Where a line in the listing below contains the word "Section", copy that line.
-- begin Exercise inputs --
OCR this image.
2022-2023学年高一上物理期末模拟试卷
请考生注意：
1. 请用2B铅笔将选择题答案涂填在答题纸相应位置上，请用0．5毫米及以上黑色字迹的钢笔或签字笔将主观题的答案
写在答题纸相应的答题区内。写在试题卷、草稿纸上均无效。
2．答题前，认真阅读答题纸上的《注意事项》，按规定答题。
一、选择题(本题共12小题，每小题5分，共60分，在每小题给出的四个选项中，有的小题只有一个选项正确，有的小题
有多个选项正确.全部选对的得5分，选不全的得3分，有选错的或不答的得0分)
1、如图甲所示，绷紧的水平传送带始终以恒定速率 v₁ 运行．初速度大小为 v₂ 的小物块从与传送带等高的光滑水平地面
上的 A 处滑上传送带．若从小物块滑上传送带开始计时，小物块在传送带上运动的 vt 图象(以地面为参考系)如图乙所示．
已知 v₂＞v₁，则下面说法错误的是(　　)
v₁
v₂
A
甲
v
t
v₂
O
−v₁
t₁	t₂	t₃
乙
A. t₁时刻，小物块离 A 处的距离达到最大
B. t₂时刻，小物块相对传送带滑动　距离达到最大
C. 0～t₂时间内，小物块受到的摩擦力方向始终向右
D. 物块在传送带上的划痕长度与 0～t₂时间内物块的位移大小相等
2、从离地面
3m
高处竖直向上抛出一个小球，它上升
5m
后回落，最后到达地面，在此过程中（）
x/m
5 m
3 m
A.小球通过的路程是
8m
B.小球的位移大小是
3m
-- end Exercise inputs --
-- begin Exercise inputs --
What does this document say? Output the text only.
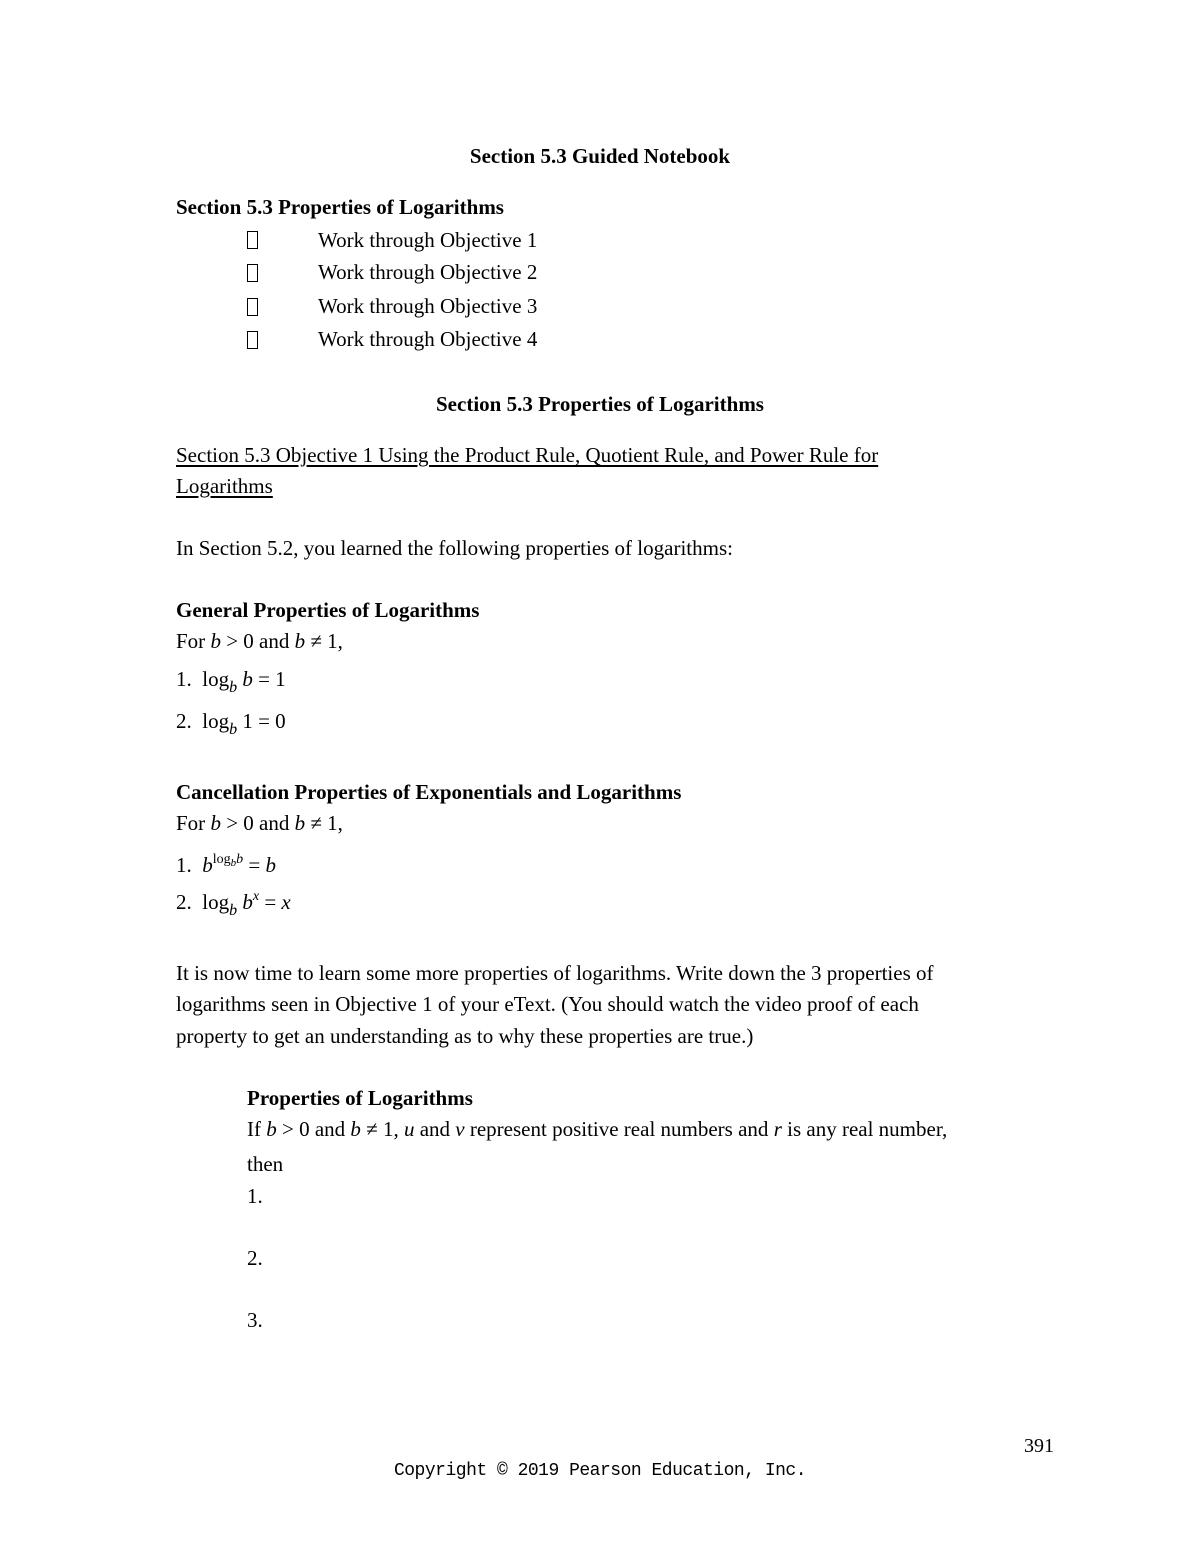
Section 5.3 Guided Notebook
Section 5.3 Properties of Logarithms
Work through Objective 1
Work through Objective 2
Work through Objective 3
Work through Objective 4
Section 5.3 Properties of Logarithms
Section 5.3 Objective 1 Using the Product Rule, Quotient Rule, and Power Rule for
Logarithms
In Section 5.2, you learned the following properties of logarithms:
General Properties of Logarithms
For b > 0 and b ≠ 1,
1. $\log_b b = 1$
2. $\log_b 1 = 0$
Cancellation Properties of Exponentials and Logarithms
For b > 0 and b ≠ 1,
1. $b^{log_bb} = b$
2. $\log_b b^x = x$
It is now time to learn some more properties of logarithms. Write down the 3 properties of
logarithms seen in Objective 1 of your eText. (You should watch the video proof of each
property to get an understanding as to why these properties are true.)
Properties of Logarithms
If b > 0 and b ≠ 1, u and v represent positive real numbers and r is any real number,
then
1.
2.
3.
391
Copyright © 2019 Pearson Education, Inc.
-- end Exercise inputs --
-- In response --
Section 5.3 Guided Notebook
Section 5.3 Properties of Logarithms
Section 5.3 Properties of Logarithms
Section 5.3 Objective 1 Using the Product Rule, Quotient Rule, and Power Rule for
In Section 5.2, you learned the following properties of logarithms:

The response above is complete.